## [Task goal]
From the listing below, return each line that includes "this".
********
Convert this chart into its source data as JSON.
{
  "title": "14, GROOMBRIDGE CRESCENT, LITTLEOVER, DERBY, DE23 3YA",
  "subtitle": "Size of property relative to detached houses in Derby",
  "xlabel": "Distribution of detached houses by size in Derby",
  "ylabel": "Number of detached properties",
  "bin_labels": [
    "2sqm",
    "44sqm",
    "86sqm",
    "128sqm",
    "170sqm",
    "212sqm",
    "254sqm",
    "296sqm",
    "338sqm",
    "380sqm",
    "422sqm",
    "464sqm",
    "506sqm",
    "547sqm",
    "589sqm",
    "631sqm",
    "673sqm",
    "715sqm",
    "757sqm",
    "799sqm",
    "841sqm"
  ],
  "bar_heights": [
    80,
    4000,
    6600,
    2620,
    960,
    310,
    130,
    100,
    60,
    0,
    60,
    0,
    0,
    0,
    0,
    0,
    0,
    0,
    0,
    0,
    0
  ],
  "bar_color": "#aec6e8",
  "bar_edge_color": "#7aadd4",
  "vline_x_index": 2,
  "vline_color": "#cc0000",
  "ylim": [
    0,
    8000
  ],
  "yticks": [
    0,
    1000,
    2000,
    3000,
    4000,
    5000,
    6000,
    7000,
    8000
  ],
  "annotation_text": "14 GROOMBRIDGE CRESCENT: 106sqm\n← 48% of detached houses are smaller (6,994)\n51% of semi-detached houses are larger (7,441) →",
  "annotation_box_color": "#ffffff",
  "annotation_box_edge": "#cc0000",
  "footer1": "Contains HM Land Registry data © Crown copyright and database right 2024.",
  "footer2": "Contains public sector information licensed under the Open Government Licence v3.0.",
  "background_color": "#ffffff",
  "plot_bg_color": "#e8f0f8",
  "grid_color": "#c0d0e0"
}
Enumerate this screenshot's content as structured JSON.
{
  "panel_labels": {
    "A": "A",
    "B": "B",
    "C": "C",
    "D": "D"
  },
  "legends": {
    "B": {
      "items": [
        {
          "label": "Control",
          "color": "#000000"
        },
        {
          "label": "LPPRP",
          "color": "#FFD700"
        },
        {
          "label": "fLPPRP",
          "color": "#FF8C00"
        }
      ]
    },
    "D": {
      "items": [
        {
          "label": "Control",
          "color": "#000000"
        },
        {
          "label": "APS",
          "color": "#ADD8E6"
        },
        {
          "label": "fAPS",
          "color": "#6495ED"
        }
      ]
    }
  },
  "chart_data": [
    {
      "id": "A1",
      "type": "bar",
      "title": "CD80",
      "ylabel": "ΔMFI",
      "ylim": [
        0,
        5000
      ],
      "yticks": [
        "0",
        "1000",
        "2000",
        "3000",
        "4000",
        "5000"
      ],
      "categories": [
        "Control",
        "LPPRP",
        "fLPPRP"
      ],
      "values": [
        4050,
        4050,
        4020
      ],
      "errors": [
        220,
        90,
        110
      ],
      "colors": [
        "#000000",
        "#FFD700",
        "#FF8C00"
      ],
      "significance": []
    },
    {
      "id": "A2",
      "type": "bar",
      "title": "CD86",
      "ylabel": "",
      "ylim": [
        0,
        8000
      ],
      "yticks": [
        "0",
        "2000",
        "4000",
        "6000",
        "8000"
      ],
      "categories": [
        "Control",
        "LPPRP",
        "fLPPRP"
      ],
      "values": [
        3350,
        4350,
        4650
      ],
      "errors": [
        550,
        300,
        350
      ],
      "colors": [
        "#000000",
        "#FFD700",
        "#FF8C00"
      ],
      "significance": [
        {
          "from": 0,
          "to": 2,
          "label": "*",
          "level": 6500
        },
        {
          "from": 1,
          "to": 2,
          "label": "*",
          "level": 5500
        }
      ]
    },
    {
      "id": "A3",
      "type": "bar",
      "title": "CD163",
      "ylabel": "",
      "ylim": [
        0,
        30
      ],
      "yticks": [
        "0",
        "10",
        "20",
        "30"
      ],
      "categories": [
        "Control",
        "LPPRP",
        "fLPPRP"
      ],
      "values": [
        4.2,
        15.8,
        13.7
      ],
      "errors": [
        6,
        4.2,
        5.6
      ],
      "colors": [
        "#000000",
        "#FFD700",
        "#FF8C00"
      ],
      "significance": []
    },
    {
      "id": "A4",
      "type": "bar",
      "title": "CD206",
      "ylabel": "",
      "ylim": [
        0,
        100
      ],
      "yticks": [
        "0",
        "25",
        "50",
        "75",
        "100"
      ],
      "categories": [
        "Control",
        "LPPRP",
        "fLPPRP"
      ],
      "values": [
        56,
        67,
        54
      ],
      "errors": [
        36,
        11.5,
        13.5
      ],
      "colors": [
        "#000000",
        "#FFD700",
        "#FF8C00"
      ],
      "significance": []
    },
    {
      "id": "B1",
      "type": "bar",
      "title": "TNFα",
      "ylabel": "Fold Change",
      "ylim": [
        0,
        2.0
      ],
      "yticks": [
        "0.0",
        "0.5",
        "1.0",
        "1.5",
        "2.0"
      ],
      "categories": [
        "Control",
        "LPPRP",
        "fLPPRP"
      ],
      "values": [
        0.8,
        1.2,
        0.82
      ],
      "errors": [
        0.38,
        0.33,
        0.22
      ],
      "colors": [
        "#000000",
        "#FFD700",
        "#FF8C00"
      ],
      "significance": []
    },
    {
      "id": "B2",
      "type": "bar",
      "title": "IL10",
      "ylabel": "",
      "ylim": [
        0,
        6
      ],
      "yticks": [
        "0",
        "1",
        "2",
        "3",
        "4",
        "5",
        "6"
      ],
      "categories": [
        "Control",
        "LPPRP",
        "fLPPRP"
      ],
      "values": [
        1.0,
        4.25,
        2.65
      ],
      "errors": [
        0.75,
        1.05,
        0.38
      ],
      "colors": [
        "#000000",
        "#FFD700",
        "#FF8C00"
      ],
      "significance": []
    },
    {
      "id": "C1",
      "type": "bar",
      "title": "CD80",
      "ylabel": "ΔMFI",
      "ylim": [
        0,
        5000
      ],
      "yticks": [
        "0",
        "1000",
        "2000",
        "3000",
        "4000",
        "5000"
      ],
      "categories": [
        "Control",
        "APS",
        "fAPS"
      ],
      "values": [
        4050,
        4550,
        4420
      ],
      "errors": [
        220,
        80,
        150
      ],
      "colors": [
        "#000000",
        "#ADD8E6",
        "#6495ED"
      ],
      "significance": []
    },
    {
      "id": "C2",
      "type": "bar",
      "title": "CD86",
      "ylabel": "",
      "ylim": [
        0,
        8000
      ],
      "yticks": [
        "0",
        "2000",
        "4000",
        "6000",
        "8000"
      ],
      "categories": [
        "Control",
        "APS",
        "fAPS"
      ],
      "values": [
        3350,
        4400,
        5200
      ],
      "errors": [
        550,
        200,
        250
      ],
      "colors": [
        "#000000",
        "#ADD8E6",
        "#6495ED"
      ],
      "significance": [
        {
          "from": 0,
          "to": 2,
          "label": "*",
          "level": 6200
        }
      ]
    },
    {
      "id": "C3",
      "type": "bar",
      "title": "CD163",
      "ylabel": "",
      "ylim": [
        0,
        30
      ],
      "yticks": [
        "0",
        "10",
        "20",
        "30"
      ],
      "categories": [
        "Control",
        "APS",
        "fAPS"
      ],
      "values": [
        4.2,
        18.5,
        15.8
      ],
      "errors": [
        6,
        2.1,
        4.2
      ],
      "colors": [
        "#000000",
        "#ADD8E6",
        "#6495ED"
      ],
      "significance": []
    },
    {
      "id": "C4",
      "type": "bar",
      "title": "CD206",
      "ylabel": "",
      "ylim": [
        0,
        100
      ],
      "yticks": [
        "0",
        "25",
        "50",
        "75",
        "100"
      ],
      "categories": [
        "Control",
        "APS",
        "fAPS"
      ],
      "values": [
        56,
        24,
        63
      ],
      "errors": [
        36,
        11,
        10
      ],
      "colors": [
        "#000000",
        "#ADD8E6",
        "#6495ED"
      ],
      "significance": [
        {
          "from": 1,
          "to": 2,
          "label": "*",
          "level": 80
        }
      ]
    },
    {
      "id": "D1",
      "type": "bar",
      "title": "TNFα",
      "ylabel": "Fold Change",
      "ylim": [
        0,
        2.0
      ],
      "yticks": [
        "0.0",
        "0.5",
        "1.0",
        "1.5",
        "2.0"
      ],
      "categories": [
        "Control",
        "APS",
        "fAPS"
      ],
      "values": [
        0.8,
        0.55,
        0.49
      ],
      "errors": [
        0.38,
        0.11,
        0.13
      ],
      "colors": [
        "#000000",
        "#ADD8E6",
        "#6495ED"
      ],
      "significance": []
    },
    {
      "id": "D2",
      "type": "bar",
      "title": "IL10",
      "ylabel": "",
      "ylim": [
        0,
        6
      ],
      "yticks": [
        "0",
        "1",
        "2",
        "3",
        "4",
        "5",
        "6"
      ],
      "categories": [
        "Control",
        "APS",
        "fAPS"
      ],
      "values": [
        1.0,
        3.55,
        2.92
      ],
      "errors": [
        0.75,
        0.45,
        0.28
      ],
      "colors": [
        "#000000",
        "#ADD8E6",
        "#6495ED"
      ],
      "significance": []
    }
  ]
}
********
## [Expected output]
Convert this chart into its source data as JSON.
Enumerate this screenshot's content as structured JSON.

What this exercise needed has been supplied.